**Data supplied**

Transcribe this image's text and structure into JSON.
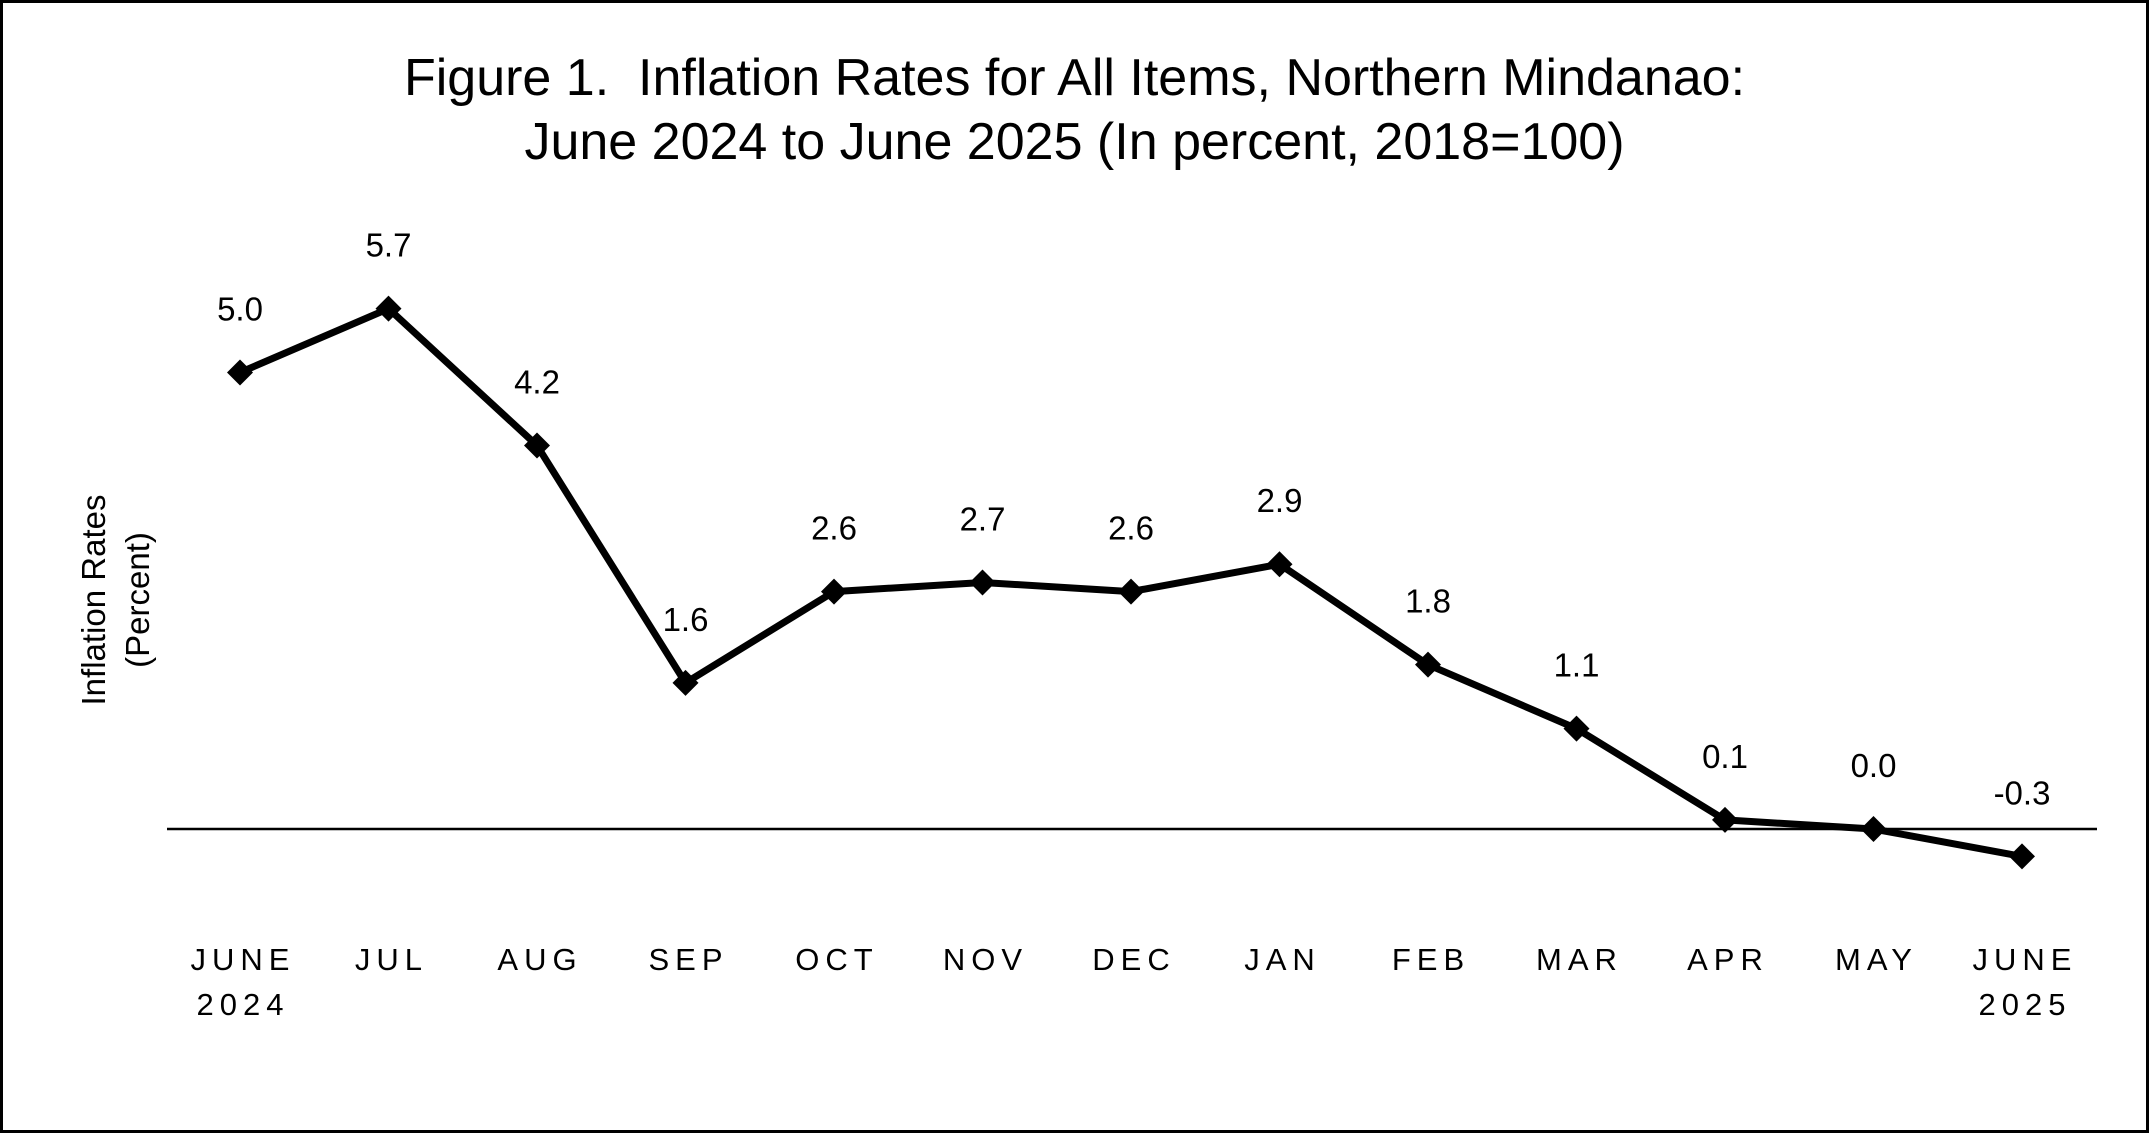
{
  "chart_data": {
    "type": "line",
    "title": [
      "Figure 1.  Inflation Rates for All Items, Northern Mindanao:",
      "June 2024 to June 2025 (In percent, 2018=100)"
    ],
    "ylabel": [
      "Inflation Rates",
      "(Percent)"
    ],
    "xlabel": "",
    "categories": [
      [
        "JUNE",
        "2024"
      ],
      [
        "JUL"
      ],
      [
        "AUG"
      ],
      [
        "SEP"
      ],
      [
        "OCT"
      ],
      [
        "NOV"
      ],
      [
        "DEC"
      ],
      [
        "JAN"
      ],
      [
        "FEB"
      ],
      [
        "MAR"
      ],
      [
        "APR"
      ],
      [
        "MAY"
      ],
      [
        "JUNE",
        "2025"
      ]
    ],
    "series": [
      {
        "values": [
          5.0,
          5.7,
          4.2,
          1.6,
          2.6,
          2.7,
          2.6,
          2.9,
          1.8,
          1.1,
          0.1,
          0.0,
          -0.3
        ],
        "data_labels": [
          "5.0",
          "5.7",
          "4.2",
          "1.6",
          "2.6",
          "2.7",
          "2.6",
          "2.9",
          "1.8",
          "1.1",
          "0.1",
          "0.0",
          "-0.3"
        ],
        "marker": "diamond",
        "color": "#000000"
      }
    ],
    "ylim": [
      -0.5,
      6.0
    ],
    "grid": false,
    "legend": "none",
    "zero_line": true
  }
}
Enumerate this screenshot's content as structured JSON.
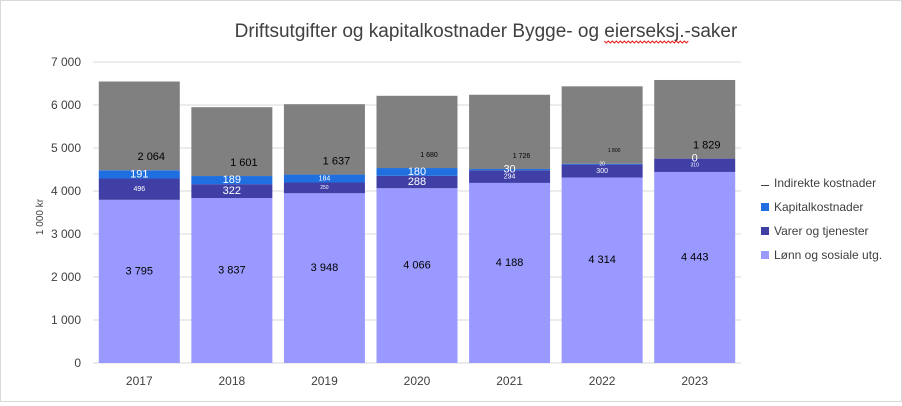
{
  "chart_data": {
    "type": "bar",
    "stacked": true,
    "title": "Driftsutgifter og kapitalkostnader Bygge- og eierseksj.-saker",
    "title_underlined_word": "eierseksj.",
    "ylabel": "1 000 kr",
    "xlabel": "",
    "ylim": [
      0,
      7000
    ],
    "yticks": [
      0,
      1000,
      2000,
      3000,
      4000,
      5000,
      6000,
      7000
    ],
    "ytick_labels": [
      "0",
      "1 000",
      "2 000",
      "3 000",
      "4 000",
      "5 000",
      "6 000",
      "7 000"
    ],
    "grid": true,
    "legend_position": "right",
    "categories": [
      "2017",
      "2018",
      "2019",
      "2020",
      "2021",
      "2022",
      "2023"
    ],
    "series": [
      {
        "name": "Lønn og sosiale utg.",
        "color": "#9999ff",
        "values": [
          3795,
          3837,
          3948,
          4066,
          4188,
          4314,
          4443
        ],
        "labels": [
          "3 795",
          "3 837",
          "3 948",
          "4 066",
          "4 188",
          "4 314",
          "4 443"
        ],
        "label_sizes": [
          "normal",
          "normal",
          "normal",
          "normal",
          "normal",
          "normal",
          "normal"
        ]
      },
      {
        "name": "Varer og tjenester",
        "color": "#3f3fa6",
        "values": [
          496,
          322,
          250,
          288,
          294,
          300,
          310
        ],
        "labels": [
          "496",
          "322",
          "250",
          "288",
          "294",
          "300",
          "310"
        ],
        "label_sizes": [
          "small",
          "normal",
          "tiny",
          "normal",
          "small",
          "small",
          "tiny"
        ]
      },
      {
        "name": "Kapitalkostnader",
        "color": "#1f6fe0",
        "values": [
          191,
          189,
          184,
          180,
          30,
          20,
          0
        ],
        "labels": [
          "191",
          "189",
          "184",
          "180",
          "30",
          "20",
          "0"
        ],
        "label_sizes": [
          "normal",
          "normal",
          "small",
          "normal",
          "normal",
          "tiny",
          "normal"
        ]
      },
      {
        "name": "Indirekte kostnader",
        "color": "#808080",
        "values": [
          2064,
          1601,
          1637,
          1680,
          1726,
          1800,
          1829
        ],
        "labels": [
          "2 064",
          "1 601",
          "1 637",
          "1 680",
          "1 726",
          "1 800",
          "1 829"
        ],
        "label_sizes": [
          "normal",
          "normal",
          "normal",
          "small",
          "small",
          "tiny",
          "normal"
        ]
      }
    ],
    "legend_order": [
      "Indirekte kostnader",
      "Kapitalkostnader",
      "Varer og tjenester",
      "Lønn og sosiale utg."
    ]
  }
}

**Work to do**
Restate each line of the records exactly; pictures do not belong in the copy.

**Answer**
Transcribe this image's text and structure into JSON.
{
  "chart_data": {
    "type": "line",
    "title": [
      "Figure 1.  Inflation Rates for All Items, Northern Mindanao:",
      "June 2024 to June 2025 (In percent, 2018=100)"
    ],
    "ylabel": [
      "Inflation Rates",
      "(Percent)"
    ],
    "xlabel": "",
    "categories": [
      [
        "JUNE",
        "2024"
      ],
      [
        "JUL"
      ],
      [
        "AUG"
      ],
      [
        "SEP"
      ],
      [
        "OCT"
      ],
      [
        "NOV"
      ],
      [
        "DEC"
      ],
      [
        "JAN"
      ],
      [
        "FEB"
      ],
      [
        "MAR"
      ],
      [
        "APR"
      ],
      [
        "MAY"
      ],
      [
        "JUNE",
        "2025"
      ]
    ],
    "series": [
      {
        "values": [
          5.0,
          5.7,
          4.2,
          1.6,
          2.6,
          2.7,
          2.6,
          2.9,
          1.8,
          1.1,
          0.1,
          0.0,
          -0.3
        ],
        "data_labels": [
          "5.0",
          "5.7",
          "4.2",
          "1.6",
          "2.6",
          "2.7",
          "2.6",
          "2.9",
          "1.8",
          "1.1",
          "0.1",
          "0.0",
          "-0.3"
        ],
        "marker": "diamond",
        "color": "#000000"
      }
    ],
    "ylim": [
      -0.5,
      6.0
    ],
    "grid": false,
    "legend": "none",
    "zero_line": true
  }
}
Enumerate this screenshot's content as structured JSON.
{
  "chart_data": {
    "type": "bar",
    "stacked": true,
    "title": "Driftsutgifter og kapitalkostnader Bygge- og eierseksj.-saker",
    "title_underlined_word": "eierseksj.",
    "ylabel": "1 000 kr",
    "xlabel": "",
    "ylim": [
      0,
      7000
    ],
    "yticks": [
      0,
      1000,
      2000,
      3000,
      4000,
      5000,
      6000,
      7000
    ],
    "ytick_labels": [
      "0",
      "1 000",
      "2 000",
      "3 000",
      "4 000",
      "5 000",
      "6 000",
      "7 000"
    ],
    "grid": true,
    "legend_position": "right",
    "categories": [
      "2017",
      "2018",
      "2019",
      "2020",
      "2021",
      "2022",
      "2023"
    ],
    "series": [
      {
        "name": "Lønn og sosiale utg.",
        "color": "#9999ff",
        "values": [
          3795,
          3837,
          3948,
          4066,
          4188,
          4314,
          4443
        ],
        "labels": [
          "3 795",
          "3 837",
          "3 948",
          "4 066",
          "4 188",
          "4 314",
          "4 443"
        ],
        "label_sizes": [
          "normal",
          "normal",
          "normal",
          "normal",
          "normal",
          "normal",
          "normal"
        ]
      },
      {
        "name": "Varer og tjenester",
        "color": "#3f3fa6",
        "values": [
          496,
          322,
          250,
          288,
          294,
          300,
          310
        ],
        "labels": [
          "496",
          "322",
          "250",
          "288",
          "294",
          "300",
          "310"
        ],
        "label_sizes": [
          "small",
          "normal",
          "tiny",
          "normal",
          "small",
          "small",
          "tiny"
        ]
      },
      {
        "name": "Kapitalkostnader",
        "color": "#1f6fe0",
        "values": [
          191,
          189,
          184,
          180,
          30,
          20,
          0
        ],
        "labels": [
          "191",
          "189",
          "184",
          "180",
          "30",
          "20",
          "0"
        ],
        "label_sizes": [
          "normal",
          "normal",
          "small",
          "normal",
          "normal",
          "tiny",
          "normal"
        ]
      },
      {
        "name": "Indirekte kostnader",
        "color": "#808080",
        "values": [
          2064,
          1601,
          1637,
          1680,
          1726,
          1800,
          1829
        ],
        "labels": [
          "2 064",
          "1 601",
          "1 637",
          "1 680",
          "1 726",
          "1 800",
          "1 829"
        ],
        "label_sizes": [
          "normal",
          "normal",
          "normal",
          "small",
          "small",
          "tiny",
          "normal"
        ]
      }
    ],
    "legend_order": [
      "Indirekte kostnader",
      "Kapitalkostnader",
      "Varer og tjenester",
      "Lønn og sosiale utg."
    ]
  }
}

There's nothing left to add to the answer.